▶ [What you need to do]: Copy the entries below exactly. Images do not belong in the copy.

▶ [Material provided]:
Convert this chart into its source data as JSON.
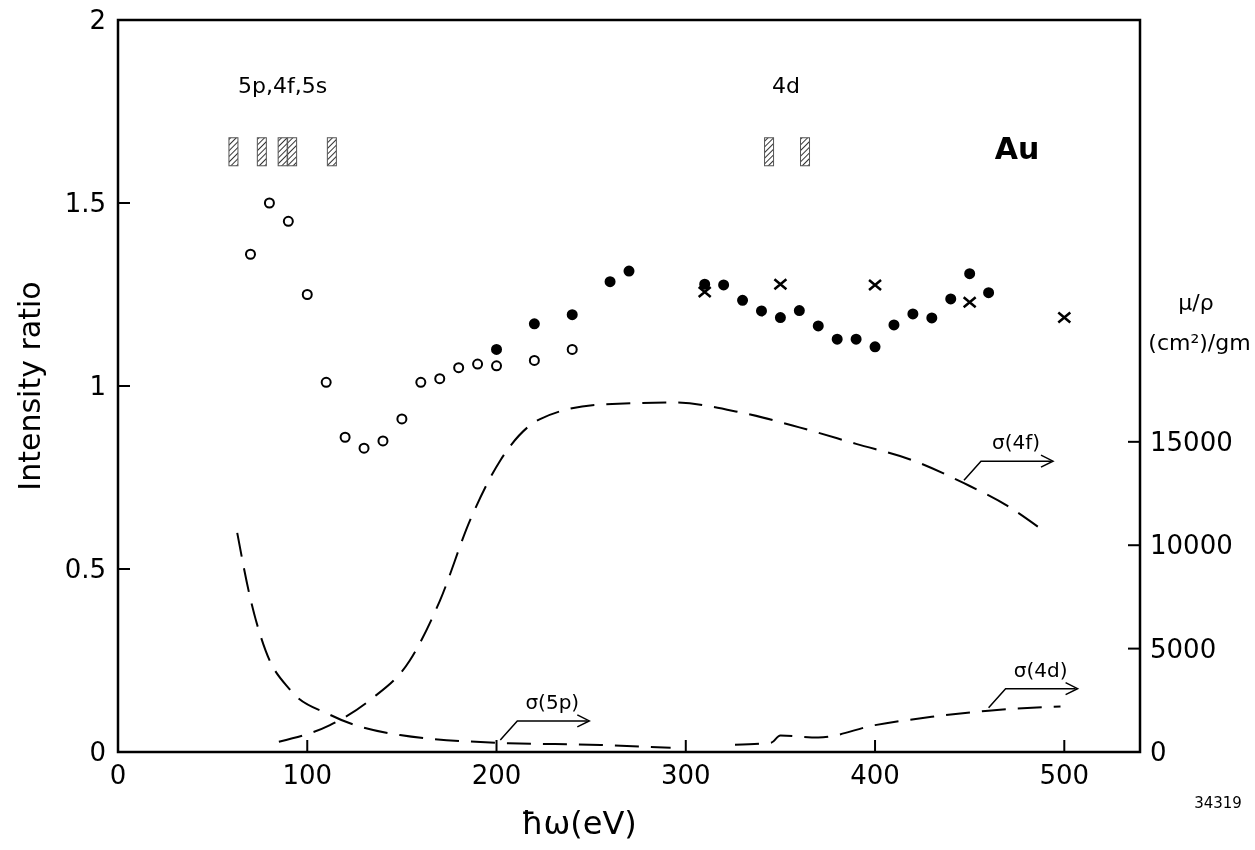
{
  "chart_data": {
    "type": "scatter",
    "xlabel": "ħω(eV)",
    "ylabel": "Intensity ratio",
    "y2label": "μ/ρ (cm²)/gm",
    "xlim": [
      0,
      540
    ],
    "xticks": [
      0,
      100,
      200,
      300,
      400,
      500
    ],
    "ylim": [
      0,
      2
    ],
    "yticks": [
      0,
      0.5,
      1,
      1.5,
      2
    ],
    "y2lim": [
      0,
      35400
    ],
    "y2ticks": [
      0,
      5000,
      10000,
      15000
    ],
    "grid": false,
    "series": [
      {
        "marker": "circle",
        "color": "#ffffff",
        "x": [
          70,
          80,
          90,
          100,
          110,
          120,
          130,
          140,
          150,
          160,
          170,
          180,
          190,
          200,
          220,
          240
        ],
        "values": [
          1.36,
          1.5,
          1.45,
          1.25,
          1.01,
          0.86,
          0.83,
          0.85,
          0.91,
          1.01,
          1.02,
          1.05,
          1.06,
          1.055,
          1.07,
          1.1
        ]
      },
      {
        "marker": "circle",
        "color": "#000000",
        "x": [
          200,
          220,
          240,
          260,
          270,
          310,
          320,
          330,
          340,
          350,
          360,
          370,
          380,
          390,
          400,
          410,
          420,
          430,
          440,
          450,
          460
        ],
        "values": [
          1.1,
          1.17,
          1.195,
          1.285,
          1.314,
          1.278,
          1.276,
          1.234,
          1.205,
          1.187,
          1.206,
          1.164,
          1.128,
          1.128,
          1.107,
          1.167,
          1.197,
          1.186,
          1.238,
          1.307,
          1.255
        ]
      },
      {
        "marker": "cross",
        "color": "#000000",
        "x": [
          310,
          350,
          400,
          450,
          500
        ],
        "values": [
          1.257,
          1.278,
          1.276,
          1.229,
          1.187
        ]
      },
      {
        "marker": "square",
        "color": "#555555",
        "x": [
          61,
          76,
          87,
          92,
          113,
          344,
          363
        ],
        "values": [
          1.64,
          1.64,
          1.64,
          1.64,
          1.64,
          1.64,
          1.64
        ]
      },
      {
        "type": "line",
        "name": "σ(4f)",
        "axis": "y2",
        "line_style": "dashed",
        "color": "#000000",
        "x": [
          85,
          112,
          133,
          154,
          170,
          186,
          202,
          223,
          255,
          294,
          330,
          360,
          390,
          420,
          447,
          470,
          486
        ],
        "values": [
          500,
          1300,
          2500,
          4400,
          7300,
          11200,
          14100,
          16100,
          16800,
          16900,
          16400,
          15700,
          14900,
          14100,
          13000,
          11900,
          10900
        ]
      },
      {
        "type": "line",
        "name": "σ(5p)",
        "axis": "y2",
        "line_style": "dashed",
        "color": "#000000",
        "x": [
          63,
          70,
          78,
          91,
          112,
          149,
          202,
          255,
          292
        ],
        "values": [
          10600,
          7400,
          4900,
          3000,
          1800,
          820,
          440,
          340,
          200
        ]
      },
      {
        "type": "line",
        "name": "σ(4d)",
        "axis": "y2",
        "line_style": "dashed",
        "color": "#000000",
        "x": [
          326,
          345,
          350,
          370,
          400,
          430,
          460,
          498
        ],
        "values": [
          350,
          450,
          800,
          700,
          1300,
          1700,
          2000,
          2200
        ]
      }
    ],
    "annotations": [
      "5p,4f,5s",
      "4d",
      "Au",
      "34319"
    ]
  }
}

▶ [Solution to the problem]:
Convert this chart into its source data as JSON.
{
  "chart_data": {
    "type": "scatter",
    "xlabel": "ħω(eV)",
    "ylabel": "Intensity ratio",
    "y2label": "μ/ρ (cm²)/gm",
    "xlim": [
      0,
      540
    ],
    "xticks": [
      0,
      100,
      200,
      300,
      400,
      500
    ],
    "ylim": [
      0,
      2
    ],
    "yticks": [
      0,
      0.5,
      1,
      1.5,
      2
    ],
    "y2lim": [
      0,
      35400
    ],
    "y2ticks": [
      0,
      5000,
      10000,
      15000
    ],
    "grid": false,
    "series": [
      {
        "marker": "circle",
        "color": "#ffffff",
        "x": [
          70,
          80,
          90,
          100,
          110,
          120,
          130,
          140,
          150,
          160,
          170,
          180,
          190,
          200,
          220,
          240
        ],
        "values": [
          1.36,
          1.5,
          1.45,
          1.25,
          1.01,
          0.86,
          0.83,
          0.85,
          0.91,
          1.01,
          1.02,
          1.05,
          1.06,
          1.055,
          1.07,
          1.1
        ]
      },
      {
        "marker": "circle",
        "color": "#000000",
        "x": [
          200,
          220,
          240,
          260,
          270,
          310,
          320,
          330,
          340,
          350,
          360,
          370,
          380,
          390,
          400,
          410,
          420,
          430,
          440,
          450,
          460
        ],
        "values": [
          1.1,
          1.17,
          1.195,
          1.285,
          1.314,
          1.278,
          1.276,
          1.234,
          1.205,
          1.187,
          1.206,
          1.164,
          1.128,
          1.128,
          1.107,
          1.167,
          1.197,
          1.186,
          1.238,
          1.307,
          1.255
        ]
      },
      {
        "marker": "cross",
        "color": "#000000",
        "x": [
          310,
          350,
          400,
          450,
          500
        ],
        "values": [
          1.257,
          1.278,
          1.276,
          1.229,
          1.187
        ]
      },
      {
        "marker": "square",
        "color": "#555555",
        "x": [
          61,
          76,
          87,
          92,
          113,
          344,
          363
        ],
        "values": [
          1.64,
          1.64,
          1.64,
          1.64,
          1.64,
          1.64,
          1.64
        ]
      },
      {
        "type": "line",
        "name": "σ(4f)",
        "axis": "y2",
        "line_style": "dashed",
        "color": "#000000",
        "x": [
          85,
          112,
          133,
          154,
          170,
          186,
          202,
          223,
          255,
          294,
          330,
          360,
          390,
          420,
          447,
          470,
          486
        ],
        "values": [
          500,
          1300,
          2500,
          4400,
          7300,
          11200,
          14100,
          16100,
          16800,
          16900,
          16400,
          15700,
          14900,
          14100,
          13000,
          11900,
          10900
        ]
      },
      {
        "type": "line",
        "name": "σ(5p)",
        "axis": "y2",
        "line_style": "dashed",
        "color": "#000000",
        "x": [
          63,
          70,
          78,
          91,
          112,
          149,
          202,
          255,
          292
        ],
        "values": [
          10600,
          7400,
          4900,
          3000,
          1800,
          820,
          440,
          340,
          200
        ]
      },
      {
        "type": "line",
        "name": "σ(4d)",
        "axis": "y2",
        "line_style": "dashed",
        "color": "#000000",
        "x": [
          326,
          345,
          350,
          370,
          400,
          430,
          460,
          498
        ],
        "values": [
          350,
          450,
          800,
          700,
          1300,
          1700,
          2000,
          2200
        ]
      }
    ],
    "annotations": [
      "5p,4f,5s",
      "4d",
      "Au",
      "34319"
    ]
  }
}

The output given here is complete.